* _Exercise details_
Write out all the entries word for word, but skip any images.

Recorded data:

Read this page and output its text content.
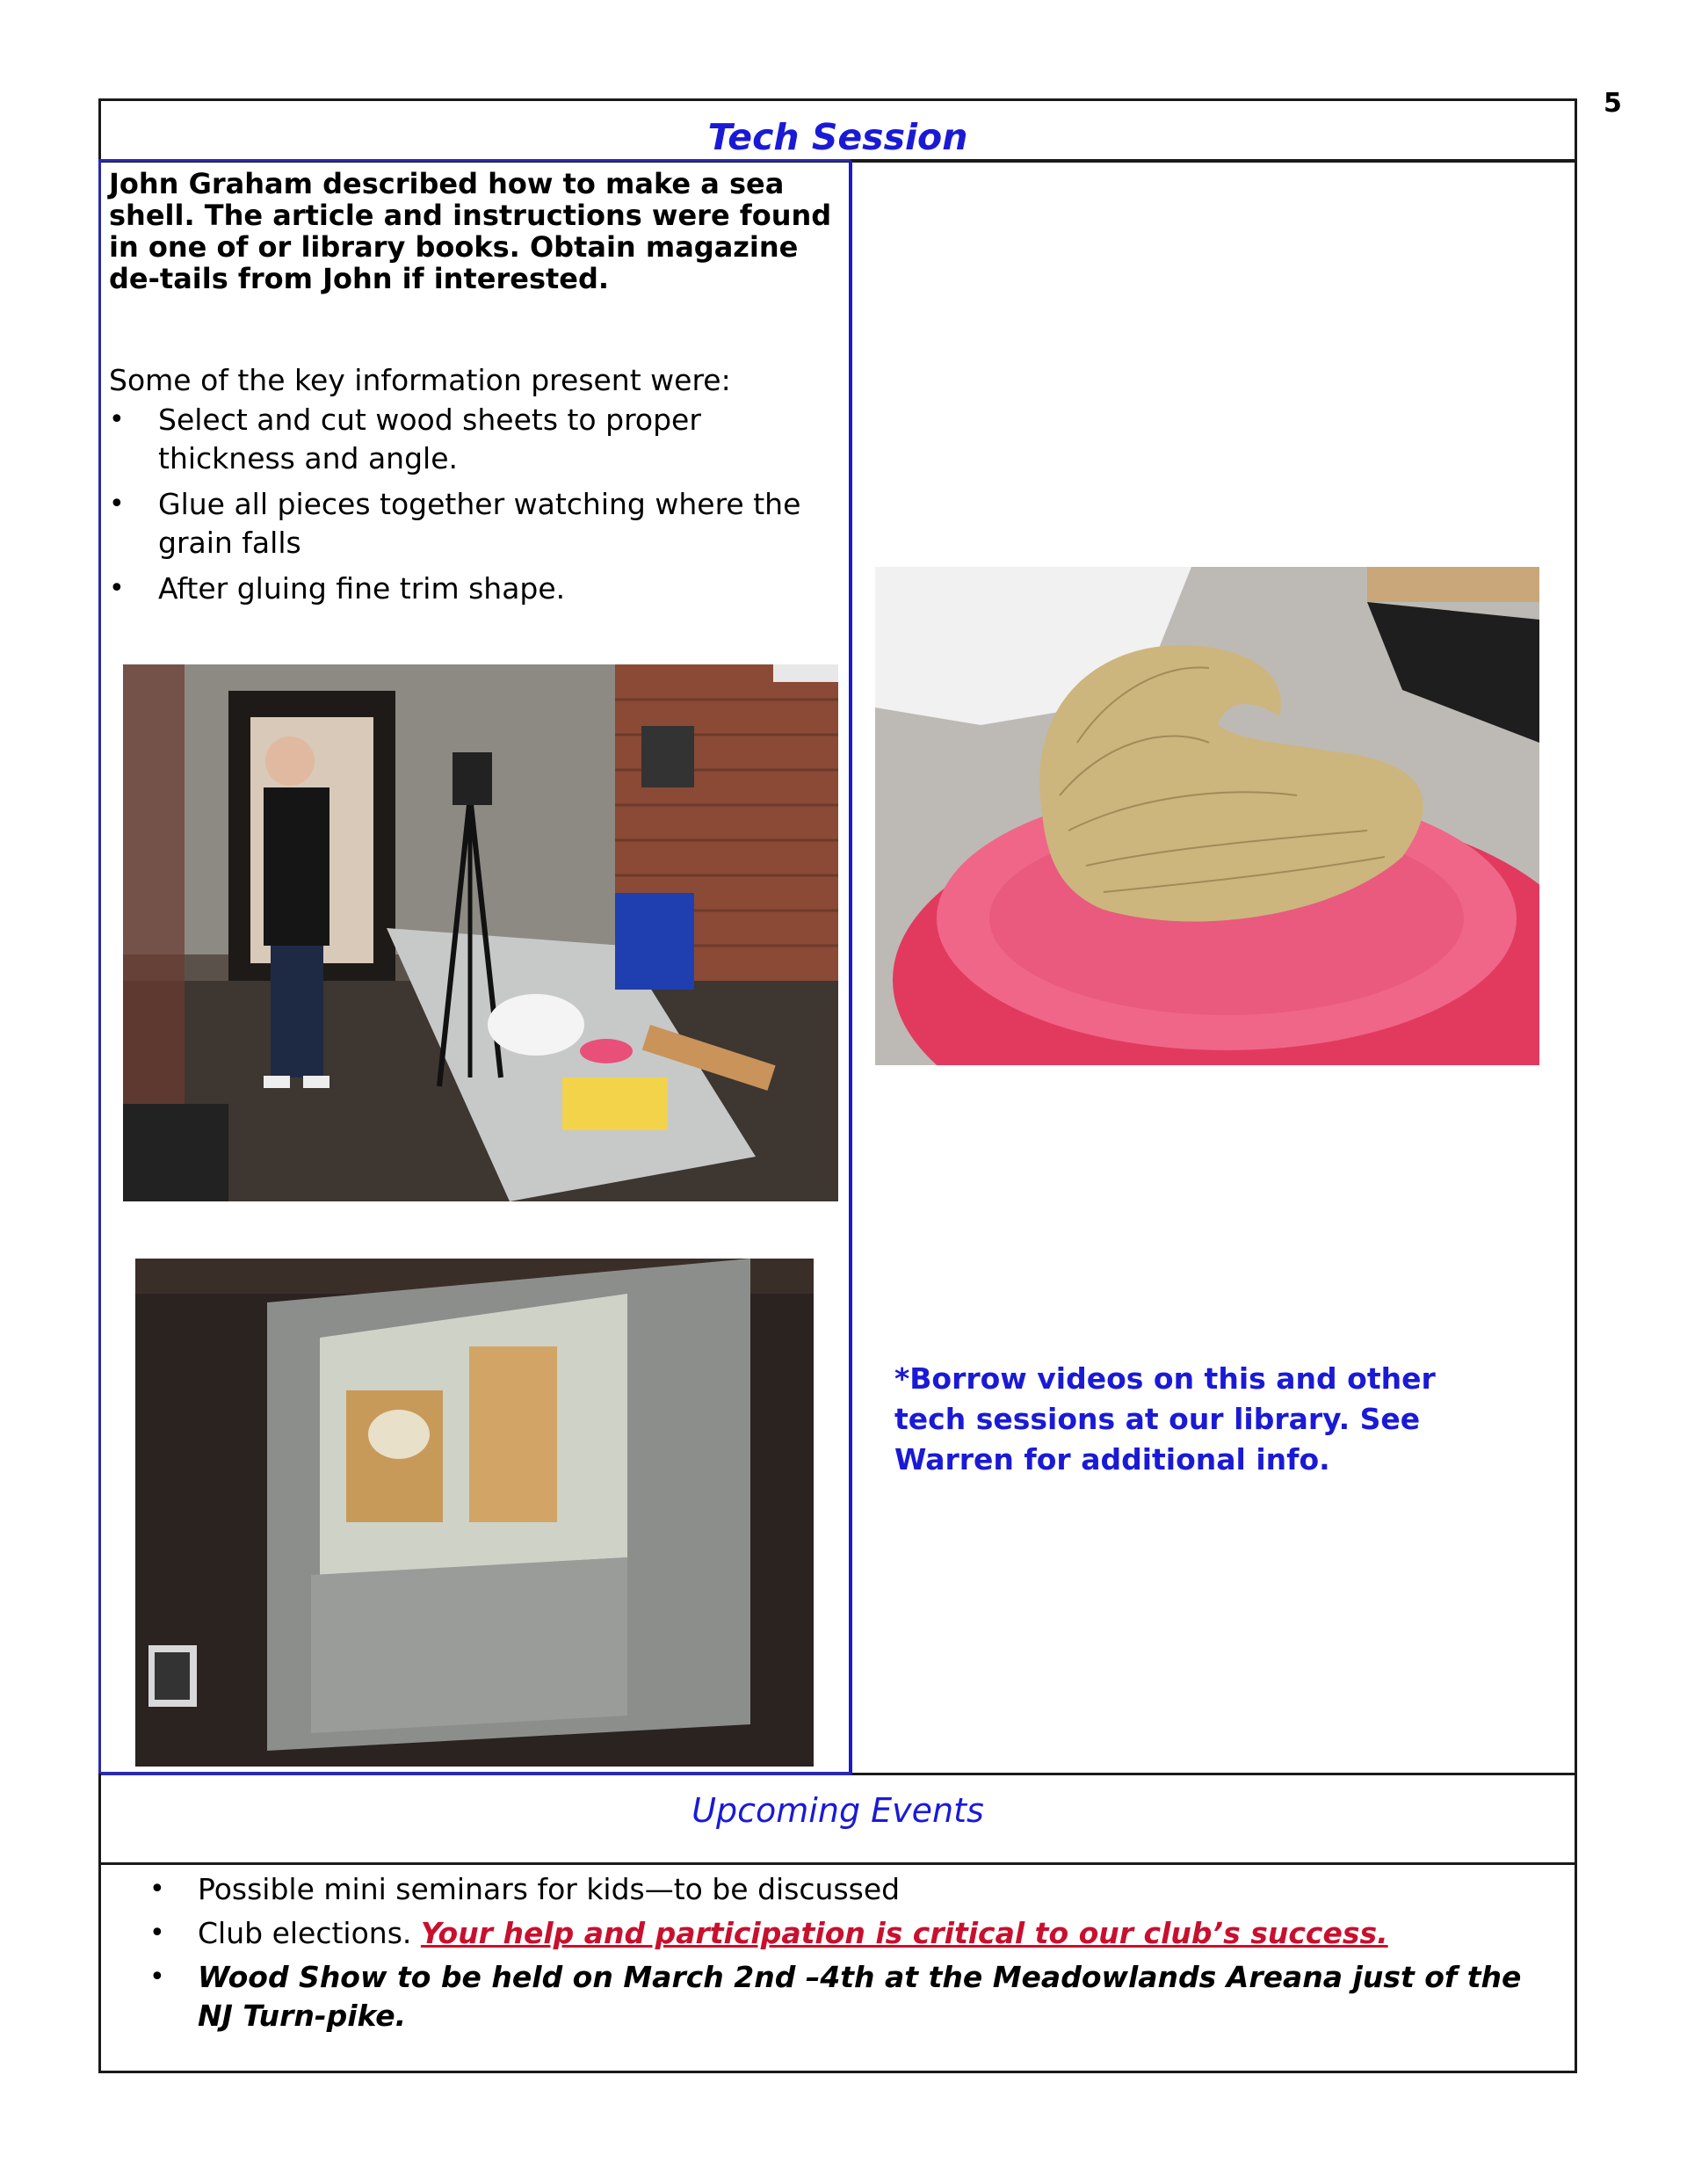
5
Tech Session
John Graham described how to make a sea shell. The article and instructions were found in one of or library books. Obtain magazine de-tails from John if interested.
Some of the key information present were:
• Select and cut wood sheets to proper thickness and angle.
• Glue all pieces together watching where the grain falls
• After gluing fine trim shape.
*Borrow videos on this and other tech sessions at our library. See Warren for additional info.
Upcoming Events
• Possible mini seminars for kids—to be discussed
• Club elections. Your help and participation is critical to our club’s success.
• Wood Show to be held on March 2nd –4th at the Meadowlands Areana just of the NJ Turn-pike.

* _Solution for this exercise_
Read this page and output its text content.
5
Tech Session
John Graham described how to make a sea shell. The article and instructions were found in one of or library books. Obtain magazine de-tails from John if interested.
Some of the key information present were:
• Select and cut wood sheets to proper thickness and angle.
• Glue all pieces together watching where the grain falls
• After gluing fine trim shape.
*Borrow videos on this and other tech sessions at our library. See Warren for additional info.
Upcoming Events
• Possible mini seminars for kids—to be discussed
• Club elections. Your help and participation is critical to our club’s success.
• Wood Show to be held on March 2nd –4th at the Meadowlands Areana just of the NJ Turn-pike.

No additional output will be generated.